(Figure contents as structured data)

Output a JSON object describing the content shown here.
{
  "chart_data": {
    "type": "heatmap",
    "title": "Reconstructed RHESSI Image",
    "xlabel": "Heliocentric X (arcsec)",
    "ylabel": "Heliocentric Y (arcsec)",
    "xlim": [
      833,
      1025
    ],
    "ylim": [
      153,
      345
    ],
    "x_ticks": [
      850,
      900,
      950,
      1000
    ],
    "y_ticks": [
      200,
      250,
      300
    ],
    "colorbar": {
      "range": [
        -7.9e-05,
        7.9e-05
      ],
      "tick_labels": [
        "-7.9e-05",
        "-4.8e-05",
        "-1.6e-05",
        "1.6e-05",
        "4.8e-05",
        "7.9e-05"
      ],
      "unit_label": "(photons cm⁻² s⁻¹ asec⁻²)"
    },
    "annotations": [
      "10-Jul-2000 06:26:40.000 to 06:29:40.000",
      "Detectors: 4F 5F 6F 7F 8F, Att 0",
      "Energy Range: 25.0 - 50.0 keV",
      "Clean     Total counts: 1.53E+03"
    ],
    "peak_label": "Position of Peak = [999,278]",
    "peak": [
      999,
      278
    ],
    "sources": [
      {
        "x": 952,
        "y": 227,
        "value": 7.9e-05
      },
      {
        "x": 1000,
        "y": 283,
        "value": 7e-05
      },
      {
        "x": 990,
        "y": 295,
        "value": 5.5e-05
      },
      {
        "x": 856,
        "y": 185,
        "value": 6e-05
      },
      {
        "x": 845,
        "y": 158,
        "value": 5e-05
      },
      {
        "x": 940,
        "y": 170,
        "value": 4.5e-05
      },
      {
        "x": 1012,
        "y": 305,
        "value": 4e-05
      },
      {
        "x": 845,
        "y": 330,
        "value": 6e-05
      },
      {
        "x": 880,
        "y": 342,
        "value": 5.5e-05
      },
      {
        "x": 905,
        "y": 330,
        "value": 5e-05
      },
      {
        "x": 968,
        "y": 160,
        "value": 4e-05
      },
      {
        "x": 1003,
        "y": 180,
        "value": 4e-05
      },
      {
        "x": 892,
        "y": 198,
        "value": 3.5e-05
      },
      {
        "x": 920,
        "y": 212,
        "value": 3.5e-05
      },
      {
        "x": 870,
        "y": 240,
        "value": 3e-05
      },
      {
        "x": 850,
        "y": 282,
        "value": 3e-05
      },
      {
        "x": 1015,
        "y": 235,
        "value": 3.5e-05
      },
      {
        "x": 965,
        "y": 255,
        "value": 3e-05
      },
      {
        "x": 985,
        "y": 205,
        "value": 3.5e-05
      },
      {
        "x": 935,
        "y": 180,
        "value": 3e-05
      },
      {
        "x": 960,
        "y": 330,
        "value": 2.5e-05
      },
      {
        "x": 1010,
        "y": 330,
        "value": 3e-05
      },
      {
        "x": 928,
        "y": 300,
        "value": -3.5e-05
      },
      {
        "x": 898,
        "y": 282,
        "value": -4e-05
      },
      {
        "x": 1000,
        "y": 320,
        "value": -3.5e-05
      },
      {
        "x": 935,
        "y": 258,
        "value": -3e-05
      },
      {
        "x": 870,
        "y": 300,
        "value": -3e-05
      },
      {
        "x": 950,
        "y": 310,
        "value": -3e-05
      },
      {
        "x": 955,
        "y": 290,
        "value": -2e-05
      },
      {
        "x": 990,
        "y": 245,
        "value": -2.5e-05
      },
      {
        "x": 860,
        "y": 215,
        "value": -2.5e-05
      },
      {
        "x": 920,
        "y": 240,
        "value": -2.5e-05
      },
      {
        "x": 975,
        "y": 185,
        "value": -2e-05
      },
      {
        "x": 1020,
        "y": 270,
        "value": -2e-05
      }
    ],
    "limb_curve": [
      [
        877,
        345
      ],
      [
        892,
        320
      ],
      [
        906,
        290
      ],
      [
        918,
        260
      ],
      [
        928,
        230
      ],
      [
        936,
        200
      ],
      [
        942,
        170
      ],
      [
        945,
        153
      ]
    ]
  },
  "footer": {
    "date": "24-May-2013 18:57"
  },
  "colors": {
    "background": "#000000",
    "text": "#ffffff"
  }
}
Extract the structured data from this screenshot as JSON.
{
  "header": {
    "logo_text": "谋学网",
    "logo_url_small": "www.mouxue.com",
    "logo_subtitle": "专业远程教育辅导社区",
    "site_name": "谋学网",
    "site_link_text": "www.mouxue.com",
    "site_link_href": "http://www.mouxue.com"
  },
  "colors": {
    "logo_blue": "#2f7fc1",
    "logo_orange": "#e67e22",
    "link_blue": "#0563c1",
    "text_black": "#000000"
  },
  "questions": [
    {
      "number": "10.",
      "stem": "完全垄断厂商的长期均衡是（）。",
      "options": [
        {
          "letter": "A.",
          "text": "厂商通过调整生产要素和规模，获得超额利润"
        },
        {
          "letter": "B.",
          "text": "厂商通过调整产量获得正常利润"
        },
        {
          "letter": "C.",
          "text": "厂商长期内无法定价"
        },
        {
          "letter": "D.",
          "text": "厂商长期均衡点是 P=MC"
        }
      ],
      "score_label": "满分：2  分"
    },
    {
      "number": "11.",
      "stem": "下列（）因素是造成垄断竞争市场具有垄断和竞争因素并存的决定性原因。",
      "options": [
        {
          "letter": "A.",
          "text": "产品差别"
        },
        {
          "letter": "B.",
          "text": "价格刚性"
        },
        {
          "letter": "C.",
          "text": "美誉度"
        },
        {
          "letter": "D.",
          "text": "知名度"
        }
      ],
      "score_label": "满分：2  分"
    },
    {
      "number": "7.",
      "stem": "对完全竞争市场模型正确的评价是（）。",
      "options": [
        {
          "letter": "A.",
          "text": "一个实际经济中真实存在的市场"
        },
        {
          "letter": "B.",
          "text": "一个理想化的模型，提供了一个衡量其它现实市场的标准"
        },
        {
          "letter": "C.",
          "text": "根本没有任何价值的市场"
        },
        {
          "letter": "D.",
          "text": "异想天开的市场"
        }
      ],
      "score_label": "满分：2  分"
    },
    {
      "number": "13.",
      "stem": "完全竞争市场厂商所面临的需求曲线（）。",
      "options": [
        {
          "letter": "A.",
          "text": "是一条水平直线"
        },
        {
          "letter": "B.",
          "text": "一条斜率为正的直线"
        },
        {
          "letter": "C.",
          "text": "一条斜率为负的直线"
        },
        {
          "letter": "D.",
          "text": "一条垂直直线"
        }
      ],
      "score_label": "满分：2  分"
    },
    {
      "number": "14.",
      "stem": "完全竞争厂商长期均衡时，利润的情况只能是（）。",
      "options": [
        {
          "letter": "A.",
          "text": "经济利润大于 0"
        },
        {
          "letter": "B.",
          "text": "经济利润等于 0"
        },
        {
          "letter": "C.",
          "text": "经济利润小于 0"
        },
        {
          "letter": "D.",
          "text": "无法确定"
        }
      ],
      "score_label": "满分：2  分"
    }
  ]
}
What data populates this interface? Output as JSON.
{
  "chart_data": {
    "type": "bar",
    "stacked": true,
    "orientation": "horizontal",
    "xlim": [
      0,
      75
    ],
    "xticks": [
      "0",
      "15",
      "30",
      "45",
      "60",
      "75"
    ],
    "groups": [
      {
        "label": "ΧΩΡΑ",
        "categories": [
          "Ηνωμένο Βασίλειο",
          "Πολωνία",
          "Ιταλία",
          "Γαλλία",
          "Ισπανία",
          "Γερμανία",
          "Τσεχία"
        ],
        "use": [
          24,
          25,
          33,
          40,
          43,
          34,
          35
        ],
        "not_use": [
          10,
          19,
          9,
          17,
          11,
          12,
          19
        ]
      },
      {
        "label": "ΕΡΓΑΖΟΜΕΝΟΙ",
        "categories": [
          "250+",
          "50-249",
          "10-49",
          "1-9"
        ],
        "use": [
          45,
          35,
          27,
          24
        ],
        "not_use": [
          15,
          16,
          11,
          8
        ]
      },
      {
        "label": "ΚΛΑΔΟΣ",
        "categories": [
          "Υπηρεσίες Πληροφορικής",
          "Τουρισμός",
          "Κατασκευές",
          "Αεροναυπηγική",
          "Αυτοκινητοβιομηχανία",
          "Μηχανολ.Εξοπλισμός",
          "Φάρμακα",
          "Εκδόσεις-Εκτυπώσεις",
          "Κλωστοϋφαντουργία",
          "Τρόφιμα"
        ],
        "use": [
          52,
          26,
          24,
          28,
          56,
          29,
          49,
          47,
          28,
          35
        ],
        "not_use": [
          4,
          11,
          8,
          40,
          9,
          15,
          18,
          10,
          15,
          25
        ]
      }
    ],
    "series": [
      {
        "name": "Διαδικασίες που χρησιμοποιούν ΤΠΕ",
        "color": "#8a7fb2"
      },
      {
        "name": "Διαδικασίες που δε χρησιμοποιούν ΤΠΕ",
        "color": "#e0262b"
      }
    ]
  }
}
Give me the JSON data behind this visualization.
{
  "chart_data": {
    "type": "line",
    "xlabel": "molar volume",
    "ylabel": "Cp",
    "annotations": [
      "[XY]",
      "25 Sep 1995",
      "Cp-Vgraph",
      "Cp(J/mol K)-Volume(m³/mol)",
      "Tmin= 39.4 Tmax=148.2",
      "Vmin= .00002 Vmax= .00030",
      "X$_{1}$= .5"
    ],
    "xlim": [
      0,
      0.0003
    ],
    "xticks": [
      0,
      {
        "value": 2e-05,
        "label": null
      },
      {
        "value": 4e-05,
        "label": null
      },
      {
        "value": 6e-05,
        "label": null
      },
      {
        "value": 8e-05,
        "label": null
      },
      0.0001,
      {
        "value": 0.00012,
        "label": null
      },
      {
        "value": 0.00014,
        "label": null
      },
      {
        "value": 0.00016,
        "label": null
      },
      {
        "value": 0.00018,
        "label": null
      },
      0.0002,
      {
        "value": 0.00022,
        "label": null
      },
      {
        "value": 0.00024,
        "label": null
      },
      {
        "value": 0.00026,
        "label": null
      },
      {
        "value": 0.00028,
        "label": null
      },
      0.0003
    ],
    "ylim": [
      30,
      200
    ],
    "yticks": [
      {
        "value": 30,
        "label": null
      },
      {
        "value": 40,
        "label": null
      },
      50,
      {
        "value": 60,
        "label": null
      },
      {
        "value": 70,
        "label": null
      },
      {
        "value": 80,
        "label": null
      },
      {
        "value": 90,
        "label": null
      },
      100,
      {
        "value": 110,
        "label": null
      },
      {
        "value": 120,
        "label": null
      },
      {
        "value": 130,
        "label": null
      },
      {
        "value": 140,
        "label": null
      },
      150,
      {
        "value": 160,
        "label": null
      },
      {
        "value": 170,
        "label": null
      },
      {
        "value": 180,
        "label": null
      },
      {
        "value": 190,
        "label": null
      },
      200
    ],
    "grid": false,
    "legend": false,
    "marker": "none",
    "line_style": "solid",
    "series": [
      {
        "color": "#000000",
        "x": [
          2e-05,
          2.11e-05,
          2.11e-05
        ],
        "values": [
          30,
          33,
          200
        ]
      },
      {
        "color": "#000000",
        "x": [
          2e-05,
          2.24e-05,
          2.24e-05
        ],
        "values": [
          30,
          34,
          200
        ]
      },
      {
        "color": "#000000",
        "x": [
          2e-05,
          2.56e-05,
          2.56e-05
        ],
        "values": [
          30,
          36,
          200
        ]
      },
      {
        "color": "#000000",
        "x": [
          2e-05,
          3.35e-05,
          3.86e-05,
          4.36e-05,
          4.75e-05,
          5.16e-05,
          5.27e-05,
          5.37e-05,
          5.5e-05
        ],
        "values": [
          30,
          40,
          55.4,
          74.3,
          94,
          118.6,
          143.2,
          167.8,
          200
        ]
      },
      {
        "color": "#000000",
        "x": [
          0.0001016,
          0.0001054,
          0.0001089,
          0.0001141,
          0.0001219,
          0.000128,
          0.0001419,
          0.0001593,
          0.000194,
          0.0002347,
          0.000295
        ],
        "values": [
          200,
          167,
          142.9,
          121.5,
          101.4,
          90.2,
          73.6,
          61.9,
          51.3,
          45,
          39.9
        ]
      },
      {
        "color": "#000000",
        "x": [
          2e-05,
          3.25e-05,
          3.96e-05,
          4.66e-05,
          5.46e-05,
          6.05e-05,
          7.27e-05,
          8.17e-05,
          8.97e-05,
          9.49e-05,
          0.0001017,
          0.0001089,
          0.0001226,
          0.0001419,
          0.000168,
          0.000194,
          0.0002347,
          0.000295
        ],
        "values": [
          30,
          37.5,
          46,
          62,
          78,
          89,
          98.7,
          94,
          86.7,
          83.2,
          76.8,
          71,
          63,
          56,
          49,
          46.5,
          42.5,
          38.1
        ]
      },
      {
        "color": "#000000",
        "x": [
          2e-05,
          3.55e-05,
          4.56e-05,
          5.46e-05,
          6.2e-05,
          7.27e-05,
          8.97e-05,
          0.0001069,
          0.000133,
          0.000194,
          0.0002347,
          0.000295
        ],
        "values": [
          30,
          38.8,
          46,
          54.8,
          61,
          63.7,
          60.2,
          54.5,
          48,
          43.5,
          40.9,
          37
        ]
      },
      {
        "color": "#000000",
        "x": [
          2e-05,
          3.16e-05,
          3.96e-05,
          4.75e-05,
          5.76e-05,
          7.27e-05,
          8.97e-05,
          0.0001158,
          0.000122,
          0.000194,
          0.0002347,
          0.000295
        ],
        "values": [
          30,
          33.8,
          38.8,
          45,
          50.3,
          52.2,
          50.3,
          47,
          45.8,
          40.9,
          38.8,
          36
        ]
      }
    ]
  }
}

_To be done_: Read the lines above. Gather those in which the string "Output" is found.

_Result_:
Output a JSON object describing the content shown here.
What data populates this interface? Output as JSON.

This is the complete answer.